- **WHAT YOU ARE ASKED TO DO**:
Pull out every line below that contains the word "Impaler", matching case exactly.
· · ·
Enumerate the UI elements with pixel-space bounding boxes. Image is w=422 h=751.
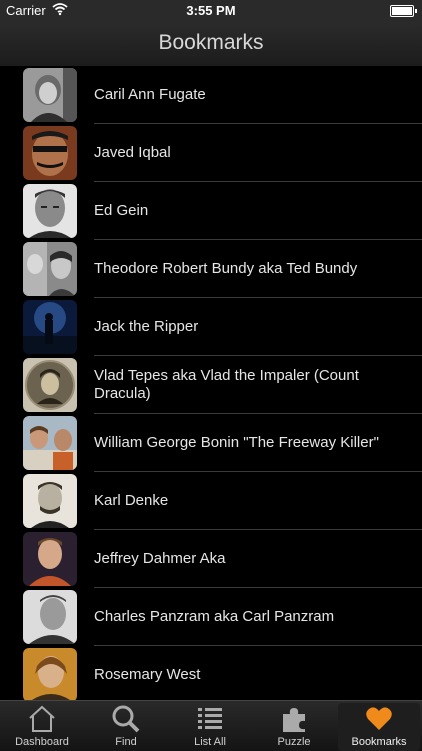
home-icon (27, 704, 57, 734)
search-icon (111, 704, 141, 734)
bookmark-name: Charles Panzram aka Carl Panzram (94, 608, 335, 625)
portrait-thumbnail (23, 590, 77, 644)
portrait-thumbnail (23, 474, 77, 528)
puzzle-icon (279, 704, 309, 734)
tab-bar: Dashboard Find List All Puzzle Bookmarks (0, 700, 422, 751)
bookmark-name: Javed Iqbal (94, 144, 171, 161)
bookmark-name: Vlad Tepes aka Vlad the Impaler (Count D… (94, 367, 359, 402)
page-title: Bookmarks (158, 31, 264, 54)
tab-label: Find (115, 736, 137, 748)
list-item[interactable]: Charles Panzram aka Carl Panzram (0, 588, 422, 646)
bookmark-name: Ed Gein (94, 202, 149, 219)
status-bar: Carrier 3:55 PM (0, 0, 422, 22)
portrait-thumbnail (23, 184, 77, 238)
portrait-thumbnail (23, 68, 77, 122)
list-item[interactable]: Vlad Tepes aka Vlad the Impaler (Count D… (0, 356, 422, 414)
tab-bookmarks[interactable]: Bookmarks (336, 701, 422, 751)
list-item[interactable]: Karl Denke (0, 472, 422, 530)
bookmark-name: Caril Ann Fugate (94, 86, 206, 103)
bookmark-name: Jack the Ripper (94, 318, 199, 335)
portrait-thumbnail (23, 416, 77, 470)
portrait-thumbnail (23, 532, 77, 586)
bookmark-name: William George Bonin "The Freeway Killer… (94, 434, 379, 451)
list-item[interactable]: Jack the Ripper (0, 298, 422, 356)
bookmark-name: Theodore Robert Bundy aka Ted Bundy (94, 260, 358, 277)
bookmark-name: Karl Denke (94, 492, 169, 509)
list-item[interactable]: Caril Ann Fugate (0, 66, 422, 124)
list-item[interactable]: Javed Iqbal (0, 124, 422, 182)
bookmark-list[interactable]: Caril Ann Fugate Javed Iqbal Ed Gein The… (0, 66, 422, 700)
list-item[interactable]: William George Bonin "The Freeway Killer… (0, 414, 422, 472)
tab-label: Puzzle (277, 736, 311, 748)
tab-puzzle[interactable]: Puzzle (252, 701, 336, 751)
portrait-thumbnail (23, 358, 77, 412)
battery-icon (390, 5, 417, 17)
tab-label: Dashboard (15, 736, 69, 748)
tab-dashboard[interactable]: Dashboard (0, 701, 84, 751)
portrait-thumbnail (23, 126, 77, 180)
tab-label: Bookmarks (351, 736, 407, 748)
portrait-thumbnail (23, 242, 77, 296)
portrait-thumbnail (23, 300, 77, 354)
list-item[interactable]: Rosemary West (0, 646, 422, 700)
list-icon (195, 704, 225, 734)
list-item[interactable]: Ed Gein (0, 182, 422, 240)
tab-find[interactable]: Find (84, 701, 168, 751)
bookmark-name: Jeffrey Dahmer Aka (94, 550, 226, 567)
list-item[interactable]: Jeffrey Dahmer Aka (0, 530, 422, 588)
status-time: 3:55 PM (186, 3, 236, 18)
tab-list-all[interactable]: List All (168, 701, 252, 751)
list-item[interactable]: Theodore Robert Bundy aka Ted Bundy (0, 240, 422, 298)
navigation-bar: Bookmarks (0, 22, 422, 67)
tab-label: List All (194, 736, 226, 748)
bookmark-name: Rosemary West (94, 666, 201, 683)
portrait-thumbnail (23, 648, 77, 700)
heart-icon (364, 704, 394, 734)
· · ·
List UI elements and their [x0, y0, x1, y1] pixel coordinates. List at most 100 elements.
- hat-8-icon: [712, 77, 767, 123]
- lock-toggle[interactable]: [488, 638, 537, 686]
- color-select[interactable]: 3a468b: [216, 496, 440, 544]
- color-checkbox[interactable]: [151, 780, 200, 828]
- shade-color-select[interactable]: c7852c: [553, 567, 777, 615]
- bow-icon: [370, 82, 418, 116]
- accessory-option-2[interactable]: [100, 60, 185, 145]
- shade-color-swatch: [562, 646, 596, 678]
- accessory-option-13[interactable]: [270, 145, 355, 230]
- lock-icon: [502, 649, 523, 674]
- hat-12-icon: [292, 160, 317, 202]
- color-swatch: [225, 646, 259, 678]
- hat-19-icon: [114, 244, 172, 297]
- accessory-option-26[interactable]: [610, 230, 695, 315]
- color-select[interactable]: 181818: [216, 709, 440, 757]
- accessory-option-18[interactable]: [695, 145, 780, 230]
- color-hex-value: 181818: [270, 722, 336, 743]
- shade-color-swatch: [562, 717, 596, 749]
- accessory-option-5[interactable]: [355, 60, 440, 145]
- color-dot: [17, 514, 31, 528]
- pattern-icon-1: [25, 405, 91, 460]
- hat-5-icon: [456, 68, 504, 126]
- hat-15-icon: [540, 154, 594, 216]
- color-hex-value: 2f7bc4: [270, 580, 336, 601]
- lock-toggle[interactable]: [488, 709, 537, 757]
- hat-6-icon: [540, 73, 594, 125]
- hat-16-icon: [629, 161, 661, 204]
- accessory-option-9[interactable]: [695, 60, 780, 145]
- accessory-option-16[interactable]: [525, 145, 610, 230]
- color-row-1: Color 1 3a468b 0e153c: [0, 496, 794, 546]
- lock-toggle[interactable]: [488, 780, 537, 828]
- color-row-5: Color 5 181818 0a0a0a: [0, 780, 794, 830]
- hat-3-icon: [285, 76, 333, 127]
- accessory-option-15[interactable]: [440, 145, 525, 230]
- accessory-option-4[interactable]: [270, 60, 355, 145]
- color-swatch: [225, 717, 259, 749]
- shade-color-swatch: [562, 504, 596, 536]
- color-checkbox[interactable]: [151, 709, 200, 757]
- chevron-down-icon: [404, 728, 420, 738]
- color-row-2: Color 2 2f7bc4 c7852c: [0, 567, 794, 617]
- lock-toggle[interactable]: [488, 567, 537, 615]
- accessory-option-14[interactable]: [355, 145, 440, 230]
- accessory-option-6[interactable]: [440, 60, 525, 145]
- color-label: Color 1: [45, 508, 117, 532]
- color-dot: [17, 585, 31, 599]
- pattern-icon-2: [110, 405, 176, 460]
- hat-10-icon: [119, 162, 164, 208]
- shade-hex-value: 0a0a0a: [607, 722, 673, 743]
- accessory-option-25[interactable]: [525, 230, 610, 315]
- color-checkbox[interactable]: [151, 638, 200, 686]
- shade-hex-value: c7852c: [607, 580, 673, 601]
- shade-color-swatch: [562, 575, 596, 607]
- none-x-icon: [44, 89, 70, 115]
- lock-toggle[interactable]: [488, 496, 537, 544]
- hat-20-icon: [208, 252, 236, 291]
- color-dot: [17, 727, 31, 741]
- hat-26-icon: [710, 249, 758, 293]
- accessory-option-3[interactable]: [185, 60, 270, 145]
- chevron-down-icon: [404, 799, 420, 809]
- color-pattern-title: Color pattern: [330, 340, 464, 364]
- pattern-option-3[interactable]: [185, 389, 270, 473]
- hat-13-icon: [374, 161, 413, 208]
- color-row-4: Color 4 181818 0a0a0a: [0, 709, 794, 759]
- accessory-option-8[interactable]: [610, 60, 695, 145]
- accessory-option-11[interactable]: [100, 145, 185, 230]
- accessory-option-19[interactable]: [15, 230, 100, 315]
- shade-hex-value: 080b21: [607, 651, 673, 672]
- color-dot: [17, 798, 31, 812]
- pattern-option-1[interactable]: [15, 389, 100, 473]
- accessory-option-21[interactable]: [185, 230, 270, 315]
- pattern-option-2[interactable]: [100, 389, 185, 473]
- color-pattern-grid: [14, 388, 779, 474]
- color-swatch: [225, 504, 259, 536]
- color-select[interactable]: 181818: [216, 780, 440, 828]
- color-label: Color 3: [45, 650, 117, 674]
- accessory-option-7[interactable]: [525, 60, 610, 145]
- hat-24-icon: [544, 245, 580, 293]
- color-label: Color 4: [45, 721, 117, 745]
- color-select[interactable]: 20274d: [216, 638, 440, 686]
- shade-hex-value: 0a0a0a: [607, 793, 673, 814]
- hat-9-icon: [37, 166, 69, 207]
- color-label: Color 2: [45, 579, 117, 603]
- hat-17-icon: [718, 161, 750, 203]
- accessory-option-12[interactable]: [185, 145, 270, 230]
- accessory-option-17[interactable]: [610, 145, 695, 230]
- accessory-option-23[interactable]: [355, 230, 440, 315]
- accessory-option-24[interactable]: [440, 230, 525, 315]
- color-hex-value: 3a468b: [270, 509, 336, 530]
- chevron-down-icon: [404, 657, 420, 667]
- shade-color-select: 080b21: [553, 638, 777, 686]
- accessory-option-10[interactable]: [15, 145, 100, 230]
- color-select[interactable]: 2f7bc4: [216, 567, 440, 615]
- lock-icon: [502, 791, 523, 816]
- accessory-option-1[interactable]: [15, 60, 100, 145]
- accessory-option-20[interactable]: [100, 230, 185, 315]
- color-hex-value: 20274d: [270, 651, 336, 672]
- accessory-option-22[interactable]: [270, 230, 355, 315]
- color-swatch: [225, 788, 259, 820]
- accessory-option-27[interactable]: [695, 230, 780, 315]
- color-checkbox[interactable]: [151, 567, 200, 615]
· · ·
- **TASK OUTPUT**:
bookmark-name: Vlad Tepes aka Vlad the Impaler (Count D… (94, 367, 359, 402)
list-item[interactable]: Vlad Tepes aka Vlad the Impaler (Count D… (0, 356, 422, 414)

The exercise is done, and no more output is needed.